What you are asked to do ▸ Quote all lines below exactly. Images stay out.

Data records:

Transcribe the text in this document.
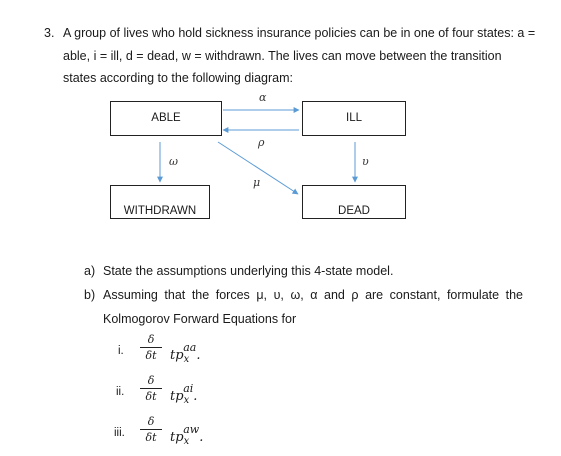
3. A group of lives who hold sickness insurance policies can be in one of four states: a =
able, i = ill, d = dead, w = withdrawn. The lives can move between the transition
states according to the following diagram:
ABLE	ILL
WITHDRAWN	DEAD
α
ρ
ω
μ
υ
a) State the assumptions underlying this 4-state model.
b) Assuming that the forces μ, υ, ω, α and ρ are constant, formulate the
Kolmogorov Forward Equations for
i. $\frac{\delta}{\delta t} tp_x^{aa}$.
ii. $\frac{\delta}{\delta t} tp_x^{ai}$.
iii. $\frac{\delta}{\delta t} tp_x^{aw}$.
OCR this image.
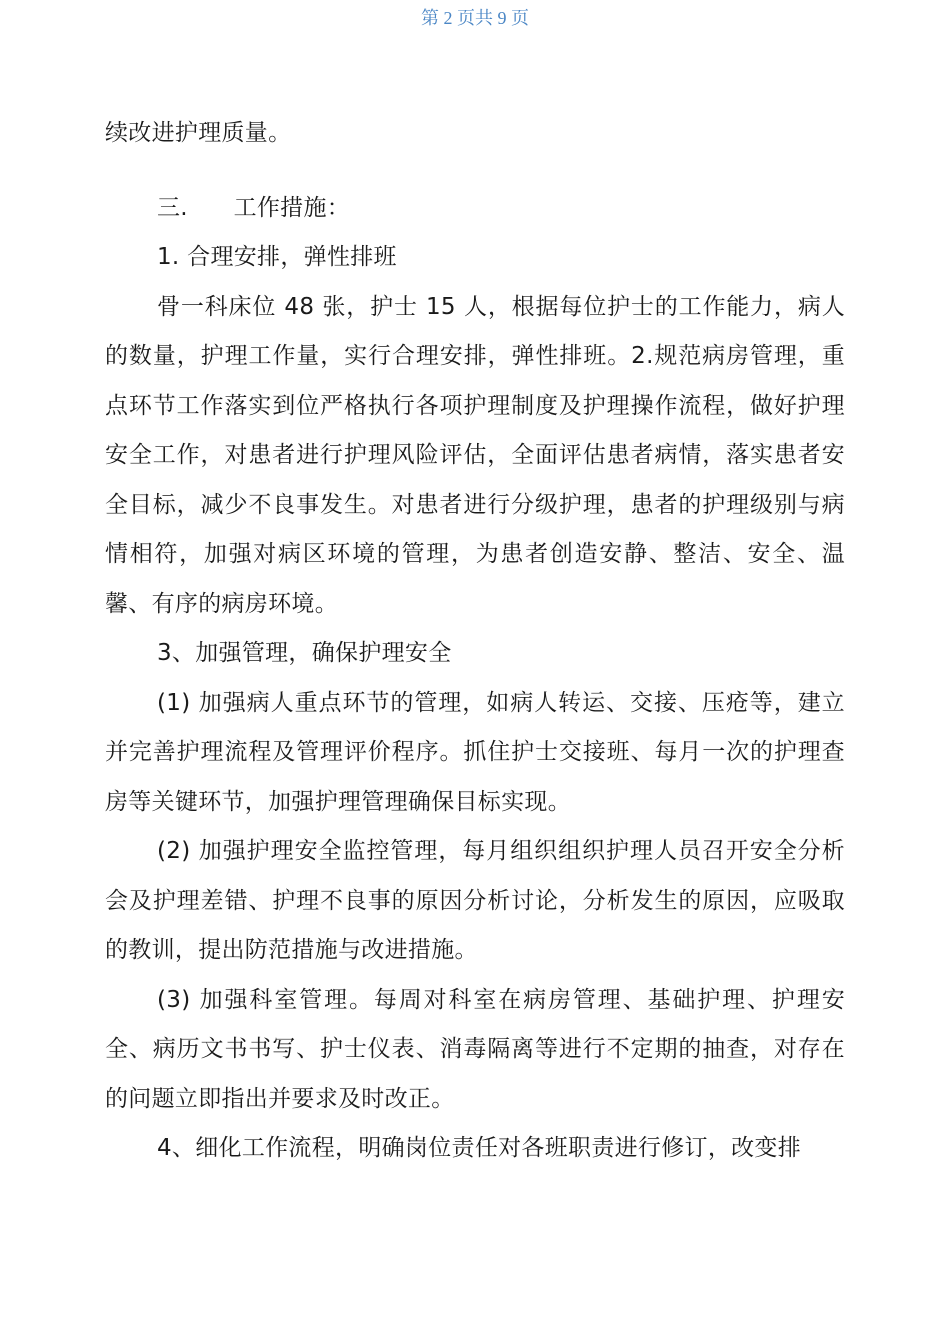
第 2 页共 9 页

续改进护理质量。

三.      工作措施：

1. 合理安排，弹性排班

骨一科床位 48 张，护士 15 人，根据每位护士的工作能力，病人的数量，护理工作量，实行合理安排，弹性排班。2.规范病房管理，重点环节工作落实到位严格执行各项护理制度及护理操作流程，做好护理安全工作，对患者进行护理风险评估，全面评估患者病情，落实患者安全目标，减少不良事发生。对患者进行分级护理，患者的护理级别与病情相符，加强对病区环境的管理，为患者创造安静、整洁、安全、温馨、有序的病房环境。

3、加强管理，确保护理安全

(1) 加强病人重点环节的管理，如病人转运、交接、压疮等，建立并完善护理流程及管理评价程序。抓住护士交接班、每月一次的护理查房等关键环节，加强护理管理确保目标实现。

(2) 加强护理安全监控管理，每月组织组织护理人员召开安全分析会及护理差错、护理不良事的原因分析讨论，分析发生的原因，应吸取的教训，提出防范措施与改进措施。

(3) 加强科室管理。每周对科室在病房管理、基础护理、护理安全、病历文书书写、护士仪表、消毒隔离等进行不定期的抽查，对存在的问题立即指出并要求及时改正。

4、细化工作流程，明确岗位责任对各班职责进行修订，改变排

Result for this exercise ▸
Transcribe the text in this document.
3. A group of lives who hold sickness insurance policies can be in one of four states: a =
able, i = ill, d = dead, w = withdrawn. The lives can move between the transition
states according to the following diagram:
ABLE	ILL
WITHDRAWN	DEAD
α
ρ
ω
μ
υ
a) State the assumptions underlying this 4-state model.
b) Assuming that the forces μ, υ, ω, α and ρ are constant, formulate the
Kolmogorov Forward Equations for
i. $\frac{\delta}{\delta t} tp_x^{aa}$.
ii. $\frac{\delta}{\delta t} tp_x^{ai}$.
iii. $\frac{\delta}{\delta t} tp_x^{aw}$.
OCR this image.
第 2 页共 9 页

续改进护理质量。

三.      工作措施：

1. 合理安排，弹性排班

骨一科床位 48 张，护士 15 人，根据每位护士的工作能力，病人的数量，护理工作量，实行合理安排，弹性排班。2.规范病房管理，重点环节工作落实到位严格执行各项护理制度及护理操作流程，做好护理安全工作，对患者进行护理风险评估，全面评估患者病情，落实患者安全目标，减少不良事发生。对患者进行分级护理，患者的护理级别与病情相符，加强对病区环境的管理，为患者创造安静、整洁、安全、温馨、有序的病房环境。

3、加强管理，确保护理安全

(1) 加强病人重点环节的管理，如病人转运、交接、压疮等，建立并完善护理流程及管理评价程序。抓住护士交接班、每月一次的护理查房等关键环节，加强护理管理确保目标实现。

(2) 加强护理安全监控管理，每月组织组织护理人员召开安全分析会及护理差错、护理不良事的原因分析讨论，分析发生的原因，应吸取的教训，提出防范措施与改进措施。

(3) 加强科室管理。每周对科室在病房管理、基础护理、护理安全、病历文书书写、护士仪表、消毒隔离等进行不定期的抽查，对存在的问题立即指出并要求及时改正。

4、细化工作流程，明确岗位责任对各班职责进行修订，改变排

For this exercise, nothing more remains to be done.